Stored data entries
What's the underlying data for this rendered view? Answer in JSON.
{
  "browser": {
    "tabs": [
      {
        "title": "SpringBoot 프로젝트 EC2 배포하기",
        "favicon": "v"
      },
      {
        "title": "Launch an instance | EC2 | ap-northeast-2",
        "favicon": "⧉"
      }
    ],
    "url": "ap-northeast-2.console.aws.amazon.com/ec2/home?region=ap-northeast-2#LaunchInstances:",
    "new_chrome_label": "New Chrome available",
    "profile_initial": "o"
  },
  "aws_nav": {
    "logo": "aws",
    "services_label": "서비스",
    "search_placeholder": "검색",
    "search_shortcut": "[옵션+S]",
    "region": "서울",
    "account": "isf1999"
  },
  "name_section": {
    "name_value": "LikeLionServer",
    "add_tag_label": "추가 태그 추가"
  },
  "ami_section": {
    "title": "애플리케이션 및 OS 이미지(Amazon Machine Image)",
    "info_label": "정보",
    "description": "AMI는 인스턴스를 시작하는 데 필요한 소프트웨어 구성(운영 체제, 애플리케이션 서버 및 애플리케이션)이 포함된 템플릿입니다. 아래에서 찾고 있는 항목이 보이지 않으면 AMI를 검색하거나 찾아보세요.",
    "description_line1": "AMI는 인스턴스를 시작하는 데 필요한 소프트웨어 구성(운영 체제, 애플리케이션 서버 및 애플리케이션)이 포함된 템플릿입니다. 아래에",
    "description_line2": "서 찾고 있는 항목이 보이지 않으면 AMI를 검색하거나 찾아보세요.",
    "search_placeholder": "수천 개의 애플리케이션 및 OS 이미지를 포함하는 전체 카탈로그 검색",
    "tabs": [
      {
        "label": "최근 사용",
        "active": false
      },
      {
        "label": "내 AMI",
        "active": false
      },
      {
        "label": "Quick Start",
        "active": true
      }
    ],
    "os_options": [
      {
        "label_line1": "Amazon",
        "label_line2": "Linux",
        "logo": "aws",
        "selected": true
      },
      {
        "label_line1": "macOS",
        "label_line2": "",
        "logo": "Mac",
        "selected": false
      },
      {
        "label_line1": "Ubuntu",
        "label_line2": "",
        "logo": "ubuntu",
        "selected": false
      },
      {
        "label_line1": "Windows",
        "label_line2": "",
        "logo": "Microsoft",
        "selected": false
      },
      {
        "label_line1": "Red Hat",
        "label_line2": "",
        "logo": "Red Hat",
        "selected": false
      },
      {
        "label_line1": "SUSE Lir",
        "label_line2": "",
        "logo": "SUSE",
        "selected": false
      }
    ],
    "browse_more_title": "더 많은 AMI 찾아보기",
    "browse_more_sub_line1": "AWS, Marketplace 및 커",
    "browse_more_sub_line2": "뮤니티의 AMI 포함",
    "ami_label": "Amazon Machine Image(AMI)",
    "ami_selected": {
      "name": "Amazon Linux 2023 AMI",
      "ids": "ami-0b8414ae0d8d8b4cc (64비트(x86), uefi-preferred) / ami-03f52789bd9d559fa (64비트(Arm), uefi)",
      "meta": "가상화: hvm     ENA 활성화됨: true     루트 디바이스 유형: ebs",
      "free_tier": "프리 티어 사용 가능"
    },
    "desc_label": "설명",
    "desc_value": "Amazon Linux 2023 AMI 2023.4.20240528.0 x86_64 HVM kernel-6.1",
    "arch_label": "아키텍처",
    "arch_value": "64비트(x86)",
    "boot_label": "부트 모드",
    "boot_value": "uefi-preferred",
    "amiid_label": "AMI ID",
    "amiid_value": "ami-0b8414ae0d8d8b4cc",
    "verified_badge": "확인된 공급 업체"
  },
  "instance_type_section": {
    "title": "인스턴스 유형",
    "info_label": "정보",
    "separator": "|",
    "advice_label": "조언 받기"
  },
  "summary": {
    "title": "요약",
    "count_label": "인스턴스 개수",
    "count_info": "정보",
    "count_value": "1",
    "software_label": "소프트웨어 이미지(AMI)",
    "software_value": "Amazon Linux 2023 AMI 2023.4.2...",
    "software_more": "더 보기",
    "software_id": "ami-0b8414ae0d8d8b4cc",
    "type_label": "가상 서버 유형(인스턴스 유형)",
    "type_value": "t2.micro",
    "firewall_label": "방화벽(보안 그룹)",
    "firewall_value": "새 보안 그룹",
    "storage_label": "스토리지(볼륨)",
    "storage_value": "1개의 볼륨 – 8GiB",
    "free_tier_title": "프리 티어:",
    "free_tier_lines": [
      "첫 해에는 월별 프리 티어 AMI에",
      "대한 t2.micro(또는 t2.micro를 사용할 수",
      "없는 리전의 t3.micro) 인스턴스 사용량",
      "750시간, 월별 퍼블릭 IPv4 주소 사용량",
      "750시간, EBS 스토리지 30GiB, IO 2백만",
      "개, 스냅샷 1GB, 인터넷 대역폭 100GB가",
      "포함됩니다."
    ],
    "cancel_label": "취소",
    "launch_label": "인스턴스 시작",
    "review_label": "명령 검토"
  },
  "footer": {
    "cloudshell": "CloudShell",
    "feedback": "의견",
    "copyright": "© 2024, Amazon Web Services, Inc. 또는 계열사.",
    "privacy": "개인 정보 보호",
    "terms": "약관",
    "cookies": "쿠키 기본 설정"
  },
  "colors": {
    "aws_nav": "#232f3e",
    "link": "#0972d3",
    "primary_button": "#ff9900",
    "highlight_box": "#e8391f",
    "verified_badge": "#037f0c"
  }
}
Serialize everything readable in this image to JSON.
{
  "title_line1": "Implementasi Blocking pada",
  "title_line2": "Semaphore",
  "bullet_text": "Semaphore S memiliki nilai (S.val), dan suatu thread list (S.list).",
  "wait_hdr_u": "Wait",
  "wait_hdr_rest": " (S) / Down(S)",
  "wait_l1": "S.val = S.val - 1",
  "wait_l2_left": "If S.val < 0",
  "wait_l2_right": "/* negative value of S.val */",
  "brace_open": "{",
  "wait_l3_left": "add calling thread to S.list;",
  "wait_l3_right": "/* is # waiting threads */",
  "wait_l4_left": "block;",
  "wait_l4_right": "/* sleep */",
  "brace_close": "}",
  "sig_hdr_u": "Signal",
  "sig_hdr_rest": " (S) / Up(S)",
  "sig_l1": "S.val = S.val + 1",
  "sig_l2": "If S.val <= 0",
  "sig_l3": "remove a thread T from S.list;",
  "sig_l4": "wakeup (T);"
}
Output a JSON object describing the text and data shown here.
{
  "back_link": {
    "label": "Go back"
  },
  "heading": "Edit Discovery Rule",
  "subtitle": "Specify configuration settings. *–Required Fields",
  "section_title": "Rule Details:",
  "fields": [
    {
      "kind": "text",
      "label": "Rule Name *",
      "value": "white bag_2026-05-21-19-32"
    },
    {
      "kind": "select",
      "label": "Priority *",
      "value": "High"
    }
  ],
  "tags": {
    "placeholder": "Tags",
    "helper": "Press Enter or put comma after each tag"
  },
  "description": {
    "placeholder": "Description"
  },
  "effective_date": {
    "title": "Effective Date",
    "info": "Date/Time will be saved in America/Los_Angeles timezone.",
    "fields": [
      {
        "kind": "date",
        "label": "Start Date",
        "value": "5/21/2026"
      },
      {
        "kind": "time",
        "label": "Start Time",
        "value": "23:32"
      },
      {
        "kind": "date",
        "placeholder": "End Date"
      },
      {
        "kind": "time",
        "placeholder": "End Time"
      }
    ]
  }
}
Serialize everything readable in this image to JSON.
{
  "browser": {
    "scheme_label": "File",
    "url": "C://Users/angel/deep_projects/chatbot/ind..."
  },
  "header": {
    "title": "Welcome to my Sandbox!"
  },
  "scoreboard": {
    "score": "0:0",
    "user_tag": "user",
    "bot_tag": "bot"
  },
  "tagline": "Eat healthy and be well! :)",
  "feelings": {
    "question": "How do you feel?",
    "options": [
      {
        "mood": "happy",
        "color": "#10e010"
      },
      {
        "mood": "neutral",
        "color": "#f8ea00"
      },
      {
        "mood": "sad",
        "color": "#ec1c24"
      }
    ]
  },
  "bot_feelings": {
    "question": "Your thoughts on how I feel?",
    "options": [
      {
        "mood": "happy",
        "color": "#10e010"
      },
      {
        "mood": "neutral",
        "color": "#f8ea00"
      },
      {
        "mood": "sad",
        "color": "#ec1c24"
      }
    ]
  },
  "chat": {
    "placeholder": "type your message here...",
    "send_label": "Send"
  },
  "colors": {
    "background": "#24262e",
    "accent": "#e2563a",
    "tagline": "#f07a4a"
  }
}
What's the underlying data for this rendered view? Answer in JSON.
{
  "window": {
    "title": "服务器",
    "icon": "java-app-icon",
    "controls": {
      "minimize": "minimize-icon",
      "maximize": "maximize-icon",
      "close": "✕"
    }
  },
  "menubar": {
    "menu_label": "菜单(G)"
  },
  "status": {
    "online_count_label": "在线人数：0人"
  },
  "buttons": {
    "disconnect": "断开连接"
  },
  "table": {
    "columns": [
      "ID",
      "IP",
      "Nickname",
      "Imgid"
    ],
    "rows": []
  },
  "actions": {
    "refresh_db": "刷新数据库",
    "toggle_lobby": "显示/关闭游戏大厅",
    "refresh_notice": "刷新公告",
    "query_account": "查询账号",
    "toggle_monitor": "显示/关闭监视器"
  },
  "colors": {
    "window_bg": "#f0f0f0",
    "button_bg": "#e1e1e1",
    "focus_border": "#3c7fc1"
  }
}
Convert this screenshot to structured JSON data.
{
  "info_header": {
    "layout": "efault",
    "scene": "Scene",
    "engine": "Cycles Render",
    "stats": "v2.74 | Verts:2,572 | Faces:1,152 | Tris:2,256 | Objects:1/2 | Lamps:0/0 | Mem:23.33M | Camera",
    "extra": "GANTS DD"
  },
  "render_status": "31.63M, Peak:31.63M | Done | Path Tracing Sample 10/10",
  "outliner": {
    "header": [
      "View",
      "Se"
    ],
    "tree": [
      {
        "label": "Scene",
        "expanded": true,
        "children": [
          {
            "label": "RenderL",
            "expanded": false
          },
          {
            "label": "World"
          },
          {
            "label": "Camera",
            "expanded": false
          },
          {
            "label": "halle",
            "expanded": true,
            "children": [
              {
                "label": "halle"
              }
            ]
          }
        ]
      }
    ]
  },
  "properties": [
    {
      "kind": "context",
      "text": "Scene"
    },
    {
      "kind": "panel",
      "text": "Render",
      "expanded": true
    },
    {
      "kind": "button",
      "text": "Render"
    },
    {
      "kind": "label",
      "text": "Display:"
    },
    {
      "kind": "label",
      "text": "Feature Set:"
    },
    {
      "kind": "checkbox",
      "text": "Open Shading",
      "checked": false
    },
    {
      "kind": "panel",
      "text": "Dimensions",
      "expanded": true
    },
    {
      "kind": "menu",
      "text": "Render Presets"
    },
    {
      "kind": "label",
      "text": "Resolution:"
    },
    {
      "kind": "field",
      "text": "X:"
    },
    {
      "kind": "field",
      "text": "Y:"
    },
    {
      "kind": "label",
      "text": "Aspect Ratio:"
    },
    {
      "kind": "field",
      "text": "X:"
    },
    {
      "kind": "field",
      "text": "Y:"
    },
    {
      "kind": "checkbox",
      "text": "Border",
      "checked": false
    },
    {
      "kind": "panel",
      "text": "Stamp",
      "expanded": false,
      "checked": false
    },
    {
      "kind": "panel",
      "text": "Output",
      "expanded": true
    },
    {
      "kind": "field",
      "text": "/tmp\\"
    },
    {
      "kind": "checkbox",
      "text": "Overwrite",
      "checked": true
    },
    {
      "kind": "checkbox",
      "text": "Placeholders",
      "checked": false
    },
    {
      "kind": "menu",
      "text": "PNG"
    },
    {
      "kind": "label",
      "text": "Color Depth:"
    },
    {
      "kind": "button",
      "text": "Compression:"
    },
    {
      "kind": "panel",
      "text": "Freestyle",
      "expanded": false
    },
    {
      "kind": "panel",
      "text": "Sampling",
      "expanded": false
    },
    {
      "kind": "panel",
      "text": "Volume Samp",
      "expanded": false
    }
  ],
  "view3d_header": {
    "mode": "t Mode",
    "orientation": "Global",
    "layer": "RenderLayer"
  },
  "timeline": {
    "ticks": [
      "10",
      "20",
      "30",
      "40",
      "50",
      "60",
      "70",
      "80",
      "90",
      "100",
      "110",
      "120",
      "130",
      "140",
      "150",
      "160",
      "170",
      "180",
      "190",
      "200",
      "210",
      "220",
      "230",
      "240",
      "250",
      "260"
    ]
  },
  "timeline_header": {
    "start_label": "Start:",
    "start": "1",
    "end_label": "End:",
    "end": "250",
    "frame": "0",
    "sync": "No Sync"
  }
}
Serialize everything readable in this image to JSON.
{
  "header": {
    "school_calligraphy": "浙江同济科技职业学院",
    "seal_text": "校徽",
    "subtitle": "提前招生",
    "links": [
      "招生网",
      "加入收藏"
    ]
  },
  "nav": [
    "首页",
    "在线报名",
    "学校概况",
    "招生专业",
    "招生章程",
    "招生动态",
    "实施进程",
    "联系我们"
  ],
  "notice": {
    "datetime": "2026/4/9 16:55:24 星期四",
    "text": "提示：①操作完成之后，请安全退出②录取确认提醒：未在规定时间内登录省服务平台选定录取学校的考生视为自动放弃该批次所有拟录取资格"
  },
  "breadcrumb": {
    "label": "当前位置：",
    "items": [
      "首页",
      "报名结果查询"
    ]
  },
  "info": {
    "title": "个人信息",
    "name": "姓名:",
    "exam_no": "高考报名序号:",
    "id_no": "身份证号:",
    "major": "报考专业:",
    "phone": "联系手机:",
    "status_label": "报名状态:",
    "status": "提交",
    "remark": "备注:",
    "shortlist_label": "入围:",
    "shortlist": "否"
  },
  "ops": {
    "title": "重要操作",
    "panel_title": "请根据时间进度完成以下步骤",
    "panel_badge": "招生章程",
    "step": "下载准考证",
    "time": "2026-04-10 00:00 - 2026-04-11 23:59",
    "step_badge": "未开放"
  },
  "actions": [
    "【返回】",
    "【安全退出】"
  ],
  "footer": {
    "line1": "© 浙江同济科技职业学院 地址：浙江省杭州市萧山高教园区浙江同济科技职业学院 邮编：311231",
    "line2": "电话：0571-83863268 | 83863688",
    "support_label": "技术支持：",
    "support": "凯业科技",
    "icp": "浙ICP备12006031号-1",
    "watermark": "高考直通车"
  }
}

Do this:
Pull every line containing "애플리케이션" out of the records.

Result for this task:
    "title": "애플리케이션 및 OS 이미지(Amazon Machine Image)",
    "description": "AMI는 인스턴스를 시작하는 데 필요한 소프트웨어 구성(운영 체제, 애플리케이션 서버 및 애플리케이션)이 포함된 템플릿입니다. 아래에서 찾고 있는 항목이 보이지 않으면 AMI를 검색하거나 찾아보세요.",
    "description_line1": "AMI는 인스턴스를 시작하는 데 필요한 소프트웨어 구성(운영 체제, 애플리케이션 서버 및 애플리케이션)이 포함된 템플릿입니다. 아래에",
    "search_placeholder": "수천 개의 애플리케이션 및 OS 이미지를 포함하는 전체 카탈로그 검색",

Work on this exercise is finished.